Tarea:
Continúa el relato sobre la visita de las Autoridades Generales a Samoa a partir de su última oración.

Durante muchos días previos a la visita de las Autoridades al colegio de la Iglesia en Mapusaga, Samoa Estadounidenses, maestros y alumnos habían estado ayunando y orando para que lloviera. Una cruda sequía casi había agotado el abastecimiento de agua, el cual dependía por completo de las lluvias. Durante las sesiones matutinas de la conferencia, los cielos se abrieron y llovió copiosamente. El piloto de un avión que aterrizó poco después del aguacero, dijo: “Nunca había visto nada igual; no se veía ni una nube en el cielo, excepto sobre el colegio mormón en Mapusaga. ¡No lo entiendo!”7.

En Apia, Samoa Estadounidenses, las dos Autoridades Generales se reunieron con 1.300 miembros de la estaca. El élder Monson y el presidente Brown hablaron en cada sesión con la ayuda de intérpretes para que los miembros que sólo hablaban samoano pudieran entender sus palabras en inglés. El élder Monson observó lo que él llamó “un milagro de interpretación de lenguas” mientras hablaba el presidente Brown:

“Un consejero de la presidencia de la misión comentaba en voz baja con el presidente de la estaca (ambos eran samoanos), que habían observado que la congregación estaba recibiendo el mensaje del presidente Brown sin la intervención del intérprete. Se le excusó de inmediato y el presidente Brown habló otros cuarenta minutos. Todos en la congregación, tanto los miembros que hablaban inglés como los que sólo hablaban samoano, entendieron el discurso”8.

Datos de origen:
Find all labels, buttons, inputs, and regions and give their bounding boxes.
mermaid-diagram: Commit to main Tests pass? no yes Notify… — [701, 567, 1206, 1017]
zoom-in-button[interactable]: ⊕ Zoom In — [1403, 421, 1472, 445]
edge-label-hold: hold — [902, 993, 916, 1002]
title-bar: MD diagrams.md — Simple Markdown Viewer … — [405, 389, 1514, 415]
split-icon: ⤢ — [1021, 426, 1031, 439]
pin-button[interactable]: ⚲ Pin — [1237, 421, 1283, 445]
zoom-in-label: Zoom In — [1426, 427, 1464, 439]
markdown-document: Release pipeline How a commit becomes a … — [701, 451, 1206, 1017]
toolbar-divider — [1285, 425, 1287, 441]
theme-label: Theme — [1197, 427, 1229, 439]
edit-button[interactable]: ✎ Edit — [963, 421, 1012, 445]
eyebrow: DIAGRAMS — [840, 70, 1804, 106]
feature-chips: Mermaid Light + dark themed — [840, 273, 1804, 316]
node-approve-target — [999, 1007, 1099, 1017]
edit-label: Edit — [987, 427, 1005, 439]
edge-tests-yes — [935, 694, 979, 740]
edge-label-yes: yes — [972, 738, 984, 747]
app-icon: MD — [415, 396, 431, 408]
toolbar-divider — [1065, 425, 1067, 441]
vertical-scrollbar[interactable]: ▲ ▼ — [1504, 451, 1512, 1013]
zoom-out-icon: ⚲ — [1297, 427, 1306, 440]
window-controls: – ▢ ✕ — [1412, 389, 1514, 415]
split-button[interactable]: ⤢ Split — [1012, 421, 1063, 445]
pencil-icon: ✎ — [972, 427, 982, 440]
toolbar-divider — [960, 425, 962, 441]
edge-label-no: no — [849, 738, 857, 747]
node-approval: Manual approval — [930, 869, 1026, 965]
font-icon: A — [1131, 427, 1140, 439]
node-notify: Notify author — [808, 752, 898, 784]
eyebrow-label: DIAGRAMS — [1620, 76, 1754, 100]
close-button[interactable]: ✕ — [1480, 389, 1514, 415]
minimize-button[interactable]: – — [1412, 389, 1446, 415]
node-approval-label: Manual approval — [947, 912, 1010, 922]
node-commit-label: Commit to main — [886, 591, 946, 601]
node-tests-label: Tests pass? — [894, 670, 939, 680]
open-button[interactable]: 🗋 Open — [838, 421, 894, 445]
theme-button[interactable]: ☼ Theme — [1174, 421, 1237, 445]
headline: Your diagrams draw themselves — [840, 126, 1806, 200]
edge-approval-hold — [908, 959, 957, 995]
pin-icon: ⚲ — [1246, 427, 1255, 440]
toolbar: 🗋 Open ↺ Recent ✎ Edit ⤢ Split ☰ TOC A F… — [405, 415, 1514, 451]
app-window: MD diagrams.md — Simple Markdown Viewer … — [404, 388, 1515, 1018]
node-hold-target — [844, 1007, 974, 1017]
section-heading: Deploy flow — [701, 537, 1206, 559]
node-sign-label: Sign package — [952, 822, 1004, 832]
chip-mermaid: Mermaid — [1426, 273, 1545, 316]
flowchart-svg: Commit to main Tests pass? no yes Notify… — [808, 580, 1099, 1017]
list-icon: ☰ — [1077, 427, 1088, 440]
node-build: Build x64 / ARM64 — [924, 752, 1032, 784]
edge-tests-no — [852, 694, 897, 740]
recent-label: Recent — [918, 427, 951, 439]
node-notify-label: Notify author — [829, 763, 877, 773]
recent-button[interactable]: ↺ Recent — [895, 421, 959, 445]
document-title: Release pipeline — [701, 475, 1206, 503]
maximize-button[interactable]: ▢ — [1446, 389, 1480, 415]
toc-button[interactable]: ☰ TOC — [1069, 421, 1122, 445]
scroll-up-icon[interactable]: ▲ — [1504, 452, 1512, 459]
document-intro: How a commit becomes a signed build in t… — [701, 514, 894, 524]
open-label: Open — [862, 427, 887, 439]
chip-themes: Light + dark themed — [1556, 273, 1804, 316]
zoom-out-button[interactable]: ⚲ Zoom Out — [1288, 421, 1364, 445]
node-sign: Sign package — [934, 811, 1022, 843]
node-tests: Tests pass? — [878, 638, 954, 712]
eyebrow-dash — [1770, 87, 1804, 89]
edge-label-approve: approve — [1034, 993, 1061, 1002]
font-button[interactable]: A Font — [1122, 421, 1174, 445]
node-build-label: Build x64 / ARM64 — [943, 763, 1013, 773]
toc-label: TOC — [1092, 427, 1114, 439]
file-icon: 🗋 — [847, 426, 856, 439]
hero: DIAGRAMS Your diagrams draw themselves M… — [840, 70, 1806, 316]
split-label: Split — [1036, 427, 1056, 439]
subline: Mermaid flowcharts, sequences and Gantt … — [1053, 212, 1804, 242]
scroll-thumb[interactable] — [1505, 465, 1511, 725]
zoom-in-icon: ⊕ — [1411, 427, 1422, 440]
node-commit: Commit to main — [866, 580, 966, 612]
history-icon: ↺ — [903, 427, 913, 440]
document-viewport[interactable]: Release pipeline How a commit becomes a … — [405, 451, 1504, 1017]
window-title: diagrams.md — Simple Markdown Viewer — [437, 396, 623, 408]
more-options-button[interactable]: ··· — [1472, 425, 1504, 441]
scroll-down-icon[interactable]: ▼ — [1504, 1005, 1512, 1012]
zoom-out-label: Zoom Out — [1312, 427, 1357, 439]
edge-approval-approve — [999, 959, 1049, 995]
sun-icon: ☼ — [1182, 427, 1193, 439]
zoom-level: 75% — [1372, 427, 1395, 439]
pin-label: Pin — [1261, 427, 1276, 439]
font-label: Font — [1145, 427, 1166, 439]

Respuesta al ejercicio:
El presidente Brown acortó su gira y volvió a Estados Unidos desde Auckland, Nueva Zelanda. El élder Monson continuó el viaje solo. El regreso adelantado del presidente Brown se precipitó a raíz del anuncio inesperado del presidente McKay de que se habían llamado dos consejeros adicionales de la Primera Presidencia: el élder Joseph Fielding Smith, Presidente del Quorum de los Doce, y el élder Thorpe B. Isaacson, Ayudante de los Doce. Pocos meses después, el élder Isaacson sufrió un debilitante derrame cerebral y el presidente McKay llamó al élder Alvin R. Dyer, otro Ayudante de los Doce, como consejero de la Primera Presidencia. El élder Isaacson y el élder Dyer nunca fueron llamados al Quorum de los Doce.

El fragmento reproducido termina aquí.